SOURCE DATA

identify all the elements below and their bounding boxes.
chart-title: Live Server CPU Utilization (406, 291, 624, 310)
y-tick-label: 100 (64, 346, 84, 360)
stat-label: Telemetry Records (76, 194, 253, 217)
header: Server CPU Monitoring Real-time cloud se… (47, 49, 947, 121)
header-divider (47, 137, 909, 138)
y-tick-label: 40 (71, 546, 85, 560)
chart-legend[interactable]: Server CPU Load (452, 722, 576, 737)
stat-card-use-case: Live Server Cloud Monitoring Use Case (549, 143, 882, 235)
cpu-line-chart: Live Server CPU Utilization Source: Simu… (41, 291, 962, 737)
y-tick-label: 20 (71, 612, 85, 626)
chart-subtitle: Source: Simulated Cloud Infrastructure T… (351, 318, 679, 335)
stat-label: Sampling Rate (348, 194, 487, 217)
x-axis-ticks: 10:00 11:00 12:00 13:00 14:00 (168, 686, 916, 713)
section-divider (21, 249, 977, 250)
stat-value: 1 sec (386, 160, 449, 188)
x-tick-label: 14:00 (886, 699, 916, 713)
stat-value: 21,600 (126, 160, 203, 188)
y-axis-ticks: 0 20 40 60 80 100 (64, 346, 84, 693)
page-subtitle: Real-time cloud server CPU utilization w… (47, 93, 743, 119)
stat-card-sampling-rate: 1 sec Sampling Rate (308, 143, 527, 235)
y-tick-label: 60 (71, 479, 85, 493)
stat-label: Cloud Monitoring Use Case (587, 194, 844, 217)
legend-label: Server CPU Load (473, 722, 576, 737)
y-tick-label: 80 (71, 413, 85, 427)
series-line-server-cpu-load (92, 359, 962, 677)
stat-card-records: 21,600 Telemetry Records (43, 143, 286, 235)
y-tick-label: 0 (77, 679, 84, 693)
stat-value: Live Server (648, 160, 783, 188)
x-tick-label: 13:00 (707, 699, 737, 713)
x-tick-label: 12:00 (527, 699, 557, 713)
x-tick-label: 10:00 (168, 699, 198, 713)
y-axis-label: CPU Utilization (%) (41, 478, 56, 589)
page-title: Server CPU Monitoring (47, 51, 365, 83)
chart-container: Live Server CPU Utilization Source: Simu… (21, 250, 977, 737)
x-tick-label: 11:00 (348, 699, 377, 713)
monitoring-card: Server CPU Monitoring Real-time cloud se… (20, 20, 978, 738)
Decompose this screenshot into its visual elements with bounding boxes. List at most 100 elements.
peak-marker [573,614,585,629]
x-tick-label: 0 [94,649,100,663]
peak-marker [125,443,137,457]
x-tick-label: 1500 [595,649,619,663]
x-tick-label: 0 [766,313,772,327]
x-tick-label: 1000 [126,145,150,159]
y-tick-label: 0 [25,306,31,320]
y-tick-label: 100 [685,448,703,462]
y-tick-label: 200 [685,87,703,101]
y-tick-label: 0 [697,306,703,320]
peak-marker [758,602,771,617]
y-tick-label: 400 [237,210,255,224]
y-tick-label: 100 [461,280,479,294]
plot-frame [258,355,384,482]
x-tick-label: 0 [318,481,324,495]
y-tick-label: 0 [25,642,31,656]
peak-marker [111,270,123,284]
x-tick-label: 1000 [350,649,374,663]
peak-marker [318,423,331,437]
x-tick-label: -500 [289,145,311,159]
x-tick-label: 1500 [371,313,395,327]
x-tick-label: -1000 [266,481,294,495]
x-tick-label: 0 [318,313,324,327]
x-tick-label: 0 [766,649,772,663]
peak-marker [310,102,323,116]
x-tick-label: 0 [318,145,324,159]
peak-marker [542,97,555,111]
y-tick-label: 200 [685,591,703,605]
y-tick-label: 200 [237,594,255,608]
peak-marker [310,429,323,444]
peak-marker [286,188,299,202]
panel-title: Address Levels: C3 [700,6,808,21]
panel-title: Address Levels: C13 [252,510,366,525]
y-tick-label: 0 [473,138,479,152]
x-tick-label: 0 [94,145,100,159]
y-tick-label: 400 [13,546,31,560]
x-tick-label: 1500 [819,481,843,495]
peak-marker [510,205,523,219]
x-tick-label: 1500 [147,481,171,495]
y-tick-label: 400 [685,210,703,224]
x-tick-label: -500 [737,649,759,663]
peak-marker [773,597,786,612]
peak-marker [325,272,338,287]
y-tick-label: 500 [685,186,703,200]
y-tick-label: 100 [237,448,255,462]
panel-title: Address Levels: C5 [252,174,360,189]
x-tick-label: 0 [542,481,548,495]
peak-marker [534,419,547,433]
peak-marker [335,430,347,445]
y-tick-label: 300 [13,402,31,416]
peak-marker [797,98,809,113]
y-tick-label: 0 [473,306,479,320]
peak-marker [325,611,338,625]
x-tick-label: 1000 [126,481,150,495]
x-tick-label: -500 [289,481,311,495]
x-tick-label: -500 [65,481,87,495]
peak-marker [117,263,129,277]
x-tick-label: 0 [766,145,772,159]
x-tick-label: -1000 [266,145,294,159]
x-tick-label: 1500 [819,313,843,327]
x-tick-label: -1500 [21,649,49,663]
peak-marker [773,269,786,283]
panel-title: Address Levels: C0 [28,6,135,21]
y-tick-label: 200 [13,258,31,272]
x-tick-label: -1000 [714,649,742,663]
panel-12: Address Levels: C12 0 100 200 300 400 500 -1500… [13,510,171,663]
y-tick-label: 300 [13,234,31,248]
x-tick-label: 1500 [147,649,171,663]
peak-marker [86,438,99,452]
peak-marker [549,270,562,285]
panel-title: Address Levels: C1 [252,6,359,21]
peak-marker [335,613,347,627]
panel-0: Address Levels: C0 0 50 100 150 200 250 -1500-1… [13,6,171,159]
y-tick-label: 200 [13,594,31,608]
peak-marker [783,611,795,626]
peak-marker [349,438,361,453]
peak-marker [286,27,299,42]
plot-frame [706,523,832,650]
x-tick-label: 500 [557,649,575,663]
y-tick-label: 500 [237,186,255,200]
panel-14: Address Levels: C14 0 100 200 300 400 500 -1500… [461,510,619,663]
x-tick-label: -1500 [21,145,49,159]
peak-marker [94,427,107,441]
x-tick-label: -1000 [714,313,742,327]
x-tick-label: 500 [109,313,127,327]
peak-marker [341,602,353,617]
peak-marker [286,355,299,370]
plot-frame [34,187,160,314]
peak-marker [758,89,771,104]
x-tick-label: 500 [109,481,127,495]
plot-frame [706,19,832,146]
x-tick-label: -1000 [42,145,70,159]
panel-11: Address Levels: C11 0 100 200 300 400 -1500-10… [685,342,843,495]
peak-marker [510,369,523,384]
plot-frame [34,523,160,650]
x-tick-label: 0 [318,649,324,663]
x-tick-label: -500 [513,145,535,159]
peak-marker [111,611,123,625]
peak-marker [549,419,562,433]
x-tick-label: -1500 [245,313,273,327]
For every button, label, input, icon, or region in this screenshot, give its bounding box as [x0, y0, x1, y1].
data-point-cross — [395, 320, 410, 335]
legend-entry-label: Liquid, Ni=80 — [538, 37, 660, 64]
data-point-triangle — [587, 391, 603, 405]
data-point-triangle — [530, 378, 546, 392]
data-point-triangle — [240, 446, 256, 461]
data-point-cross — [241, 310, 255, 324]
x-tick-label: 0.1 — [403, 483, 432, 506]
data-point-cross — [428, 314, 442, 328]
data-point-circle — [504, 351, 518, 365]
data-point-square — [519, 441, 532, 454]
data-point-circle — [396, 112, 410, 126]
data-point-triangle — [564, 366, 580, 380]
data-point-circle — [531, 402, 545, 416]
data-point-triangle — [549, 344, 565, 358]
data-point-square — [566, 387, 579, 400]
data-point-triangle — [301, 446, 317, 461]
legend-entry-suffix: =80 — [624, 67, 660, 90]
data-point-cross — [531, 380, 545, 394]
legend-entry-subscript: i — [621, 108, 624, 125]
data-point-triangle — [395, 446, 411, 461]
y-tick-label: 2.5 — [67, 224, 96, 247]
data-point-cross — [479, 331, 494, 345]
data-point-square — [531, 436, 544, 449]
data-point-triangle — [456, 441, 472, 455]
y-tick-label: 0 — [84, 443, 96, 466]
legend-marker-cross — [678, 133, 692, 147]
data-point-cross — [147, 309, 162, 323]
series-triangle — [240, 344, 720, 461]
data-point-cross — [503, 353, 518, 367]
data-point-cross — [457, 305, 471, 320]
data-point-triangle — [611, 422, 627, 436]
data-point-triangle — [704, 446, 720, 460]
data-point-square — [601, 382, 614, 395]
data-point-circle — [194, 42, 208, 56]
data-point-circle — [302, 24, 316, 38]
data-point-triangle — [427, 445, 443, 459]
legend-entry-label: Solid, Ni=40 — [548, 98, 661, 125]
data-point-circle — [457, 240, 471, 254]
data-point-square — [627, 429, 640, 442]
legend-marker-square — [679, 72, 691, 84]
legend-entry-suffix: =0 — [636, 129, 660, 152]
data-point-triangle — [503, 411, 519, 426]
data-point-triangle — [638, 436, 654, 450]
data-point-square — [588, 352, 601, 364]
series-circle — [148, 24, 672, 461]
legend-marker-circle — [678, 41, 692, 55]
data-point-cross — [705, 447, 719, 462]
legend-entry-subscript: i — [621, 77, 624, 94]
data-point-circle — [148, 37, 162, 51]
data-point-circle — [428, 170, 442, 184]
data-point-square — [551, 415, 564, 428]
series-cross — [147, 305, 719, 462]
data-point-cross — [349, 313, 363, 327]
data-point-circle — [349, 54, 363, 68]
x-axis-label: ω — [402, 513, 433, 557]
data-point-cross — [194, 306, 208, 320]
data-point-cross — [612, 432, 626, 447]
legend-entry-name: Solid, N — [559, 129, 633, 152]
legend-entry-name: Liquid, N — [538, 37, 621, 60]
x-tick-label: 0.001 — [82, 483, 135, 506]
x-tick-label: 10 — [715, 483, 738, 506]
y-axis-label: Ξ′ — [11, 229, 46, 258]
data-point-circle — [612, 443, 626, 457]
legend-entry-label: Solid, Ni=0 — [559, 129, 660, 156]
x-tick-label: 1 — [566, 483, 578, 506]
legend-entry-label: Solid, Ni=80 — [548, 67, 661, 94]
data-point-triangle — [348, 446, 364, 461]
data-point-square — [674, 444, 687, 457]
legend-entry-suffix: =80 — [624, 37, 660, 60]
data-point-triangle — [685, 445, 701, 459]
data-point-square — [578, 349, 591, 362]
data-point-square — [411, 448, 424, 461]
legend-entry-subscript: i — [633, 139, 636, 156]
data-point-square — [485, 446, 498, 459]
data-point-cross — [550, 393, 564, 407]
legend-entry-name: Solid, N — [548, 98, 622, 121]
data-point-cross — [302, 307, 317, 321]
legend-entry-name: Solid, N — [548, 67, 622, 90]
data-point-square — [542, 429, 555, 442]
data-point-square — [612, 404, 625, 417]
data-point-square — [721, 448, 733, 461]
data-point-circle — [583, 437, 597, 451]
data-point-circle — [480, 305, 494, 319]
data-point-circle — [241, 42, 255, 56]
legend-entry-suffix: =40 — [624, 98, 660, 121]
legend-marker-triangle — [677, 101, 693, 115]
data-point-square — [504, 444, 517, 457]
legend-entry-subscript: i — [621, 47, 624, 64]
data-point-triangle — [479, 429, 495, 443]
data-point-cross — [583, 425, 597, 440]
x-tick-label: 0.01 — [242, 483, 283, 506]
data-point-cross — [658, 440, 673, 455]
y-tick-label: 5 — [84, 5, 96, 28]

REQUIRED WORK
Put the lines from the start of the entries through the line holding "y-tick-label: 0 (77, 679, 84, 693)", both ends included, into a JSON list of strings with one string per line, leaving out blank lines.

EXPECTED ANSWER
[
  "identify all the elements below and their bounding boxes.",
  "chart-title: Live Server CPU Utilization (406, 291, 624, 310)",
  "y-tick-label: 100 (64, 346, 84, 360)",
  "stat-label: Telemetry Records (76, 194, 253, 217)",
  "header: Server CPU Monitoring Real-time cloud se… (47, 49, 947, 121)",
  "header-divider (47, 137, 909, 138)",
  "y-tick-label: 40 (71, 546, 85, 560)",
  "chart-legend[interactable]: Server CPU Load (452, 722, 576, 737)",
  "stat-card-use-case: Live Server Cloud Monitoring Use Case (549, 143, 882, 235)",
  "cpu-line-chart: Live Server CPU Utilization Source: Simu… (41, 291, 962, 737)",
  "y-tick-label: 20 (71, 612, 85, 626)",
  "chart-subtitle: Source: Simulated Cloud Infrastructure T… (351, 318, 679, 335)",
  "stat-label: Sampling Rate (348, 194, 487, 217)",
  "x-axis-ticks: 10:00 11:00 12:00 13:00 14:00 (168, 686, 916, 713)",
  "section-divider (21, 249, 977, 250)",
  "stat-value: 1 sec (386, 160, 449, 188)",
  "x-tick-label: 14:00 (886, 699, 916, 713)",
  "stat-value: 21,600 (126, 160, 203, 188)",
  "y-axis-ticks: 0 20 40 60 80 100 (64, 346, 84, 693)",
  "page-subtitle: Real-time cloud server CPU utilization w… (47, 93, 743, 119)",
  "stat-card-sampling-rate: 1 sec Sampling Rate (308, 143, 527, 235)",
  "y-tick-label: 60 (71, 479, 85, 493)",
  "stat-label: Cloud Monitoring Use Case (587, 194, 844, 217)",
  "legend-label: Server CPU Load (473, 722, 576, 737)",
  "y-tick-label: 80 (71, 413, 85, 427)",
  "series-line-server-cpu-load (92, 359, 962, 677)",
  "stat-card-records: 21,600 Telemetry Records (43, 143, 286, 235)",
  "y-tick-label: 0 (77, 679, 84, 693)"
]